DATASET RECORDS >>
----

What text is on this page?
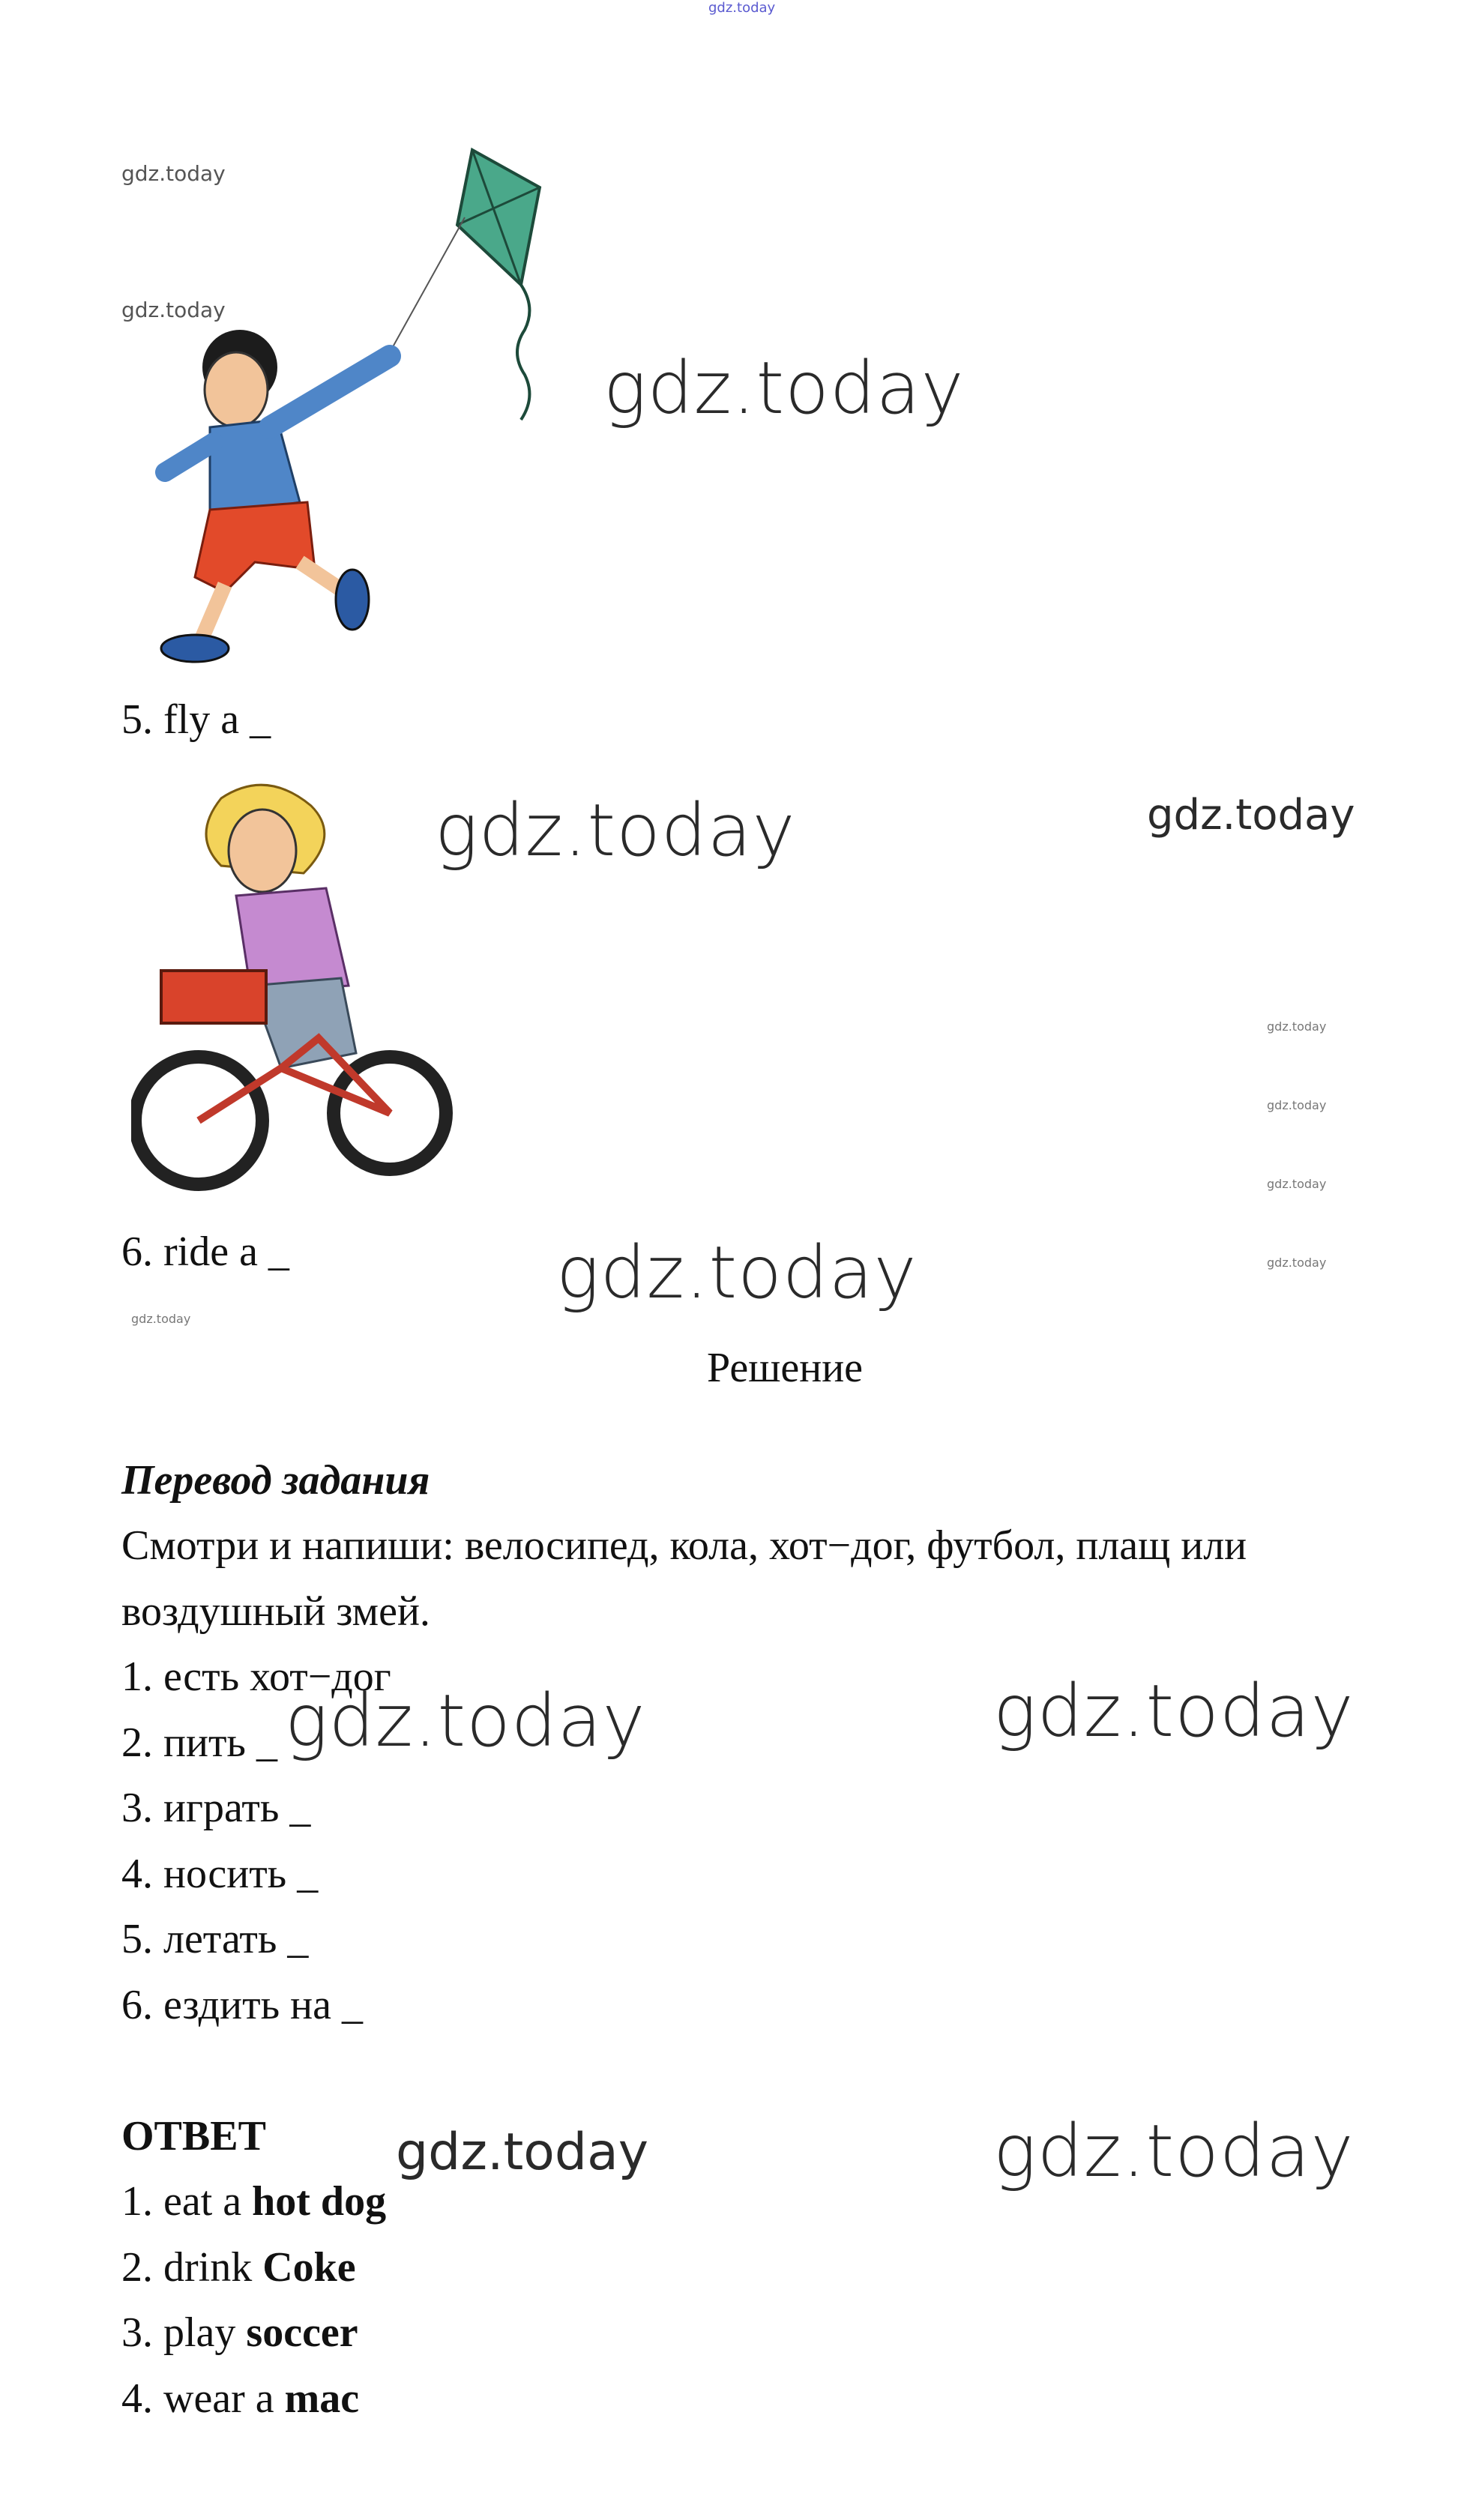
gdz.today
gdz.today
gdz.today
gdz.today
5. fly a _
gdz.today	gdz.today
gdz.today
gdz.today
gdz.today
gdz.today
6. ride a _	gdz.today
gdz.today
Решение
Перевод задания
Смотри и напиши: велосипед, кола, хот−дог, футбол, плащ или
воздушный змей.
1. есть хот−дог
2. пить _
3. играть _
4. носить _
5. летать _
6. ездить на _
gdz.today	gdz.today
ОТВЕТ	gdz.today	gdz.today
1. eat a hot dog
2. drink Coke
3. play soccer
4. wear a mac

----

GIVEN PROBLEM >> Every record above should be transcribed exactly; the pictures stay out of the copy.

FINISHED EXERCISE >>
What text is on this page?
gdz.today
gdz.today
gdz.today
gdz.today
5. fly a _
gdz.today	gdz.today
gdz.today
gdz.today
gdz.today
gdz.today
6. ride a _	gdz.today
gdz.today
Решение
Перевод задания
Смотри и напиши: велосипед, кола, хот−дог, футбол, плащ или
воздушный змей.
1. есть хот−дог
2. пить _
3. играть _
4. носить _
5. летать _
6. ездить на _
gdz.today	gdz.today
ОТВЕТ	gdz.today	gdz.today
1. eat a hot dog
2. drink Coke
3. play soccer
4. wear a mac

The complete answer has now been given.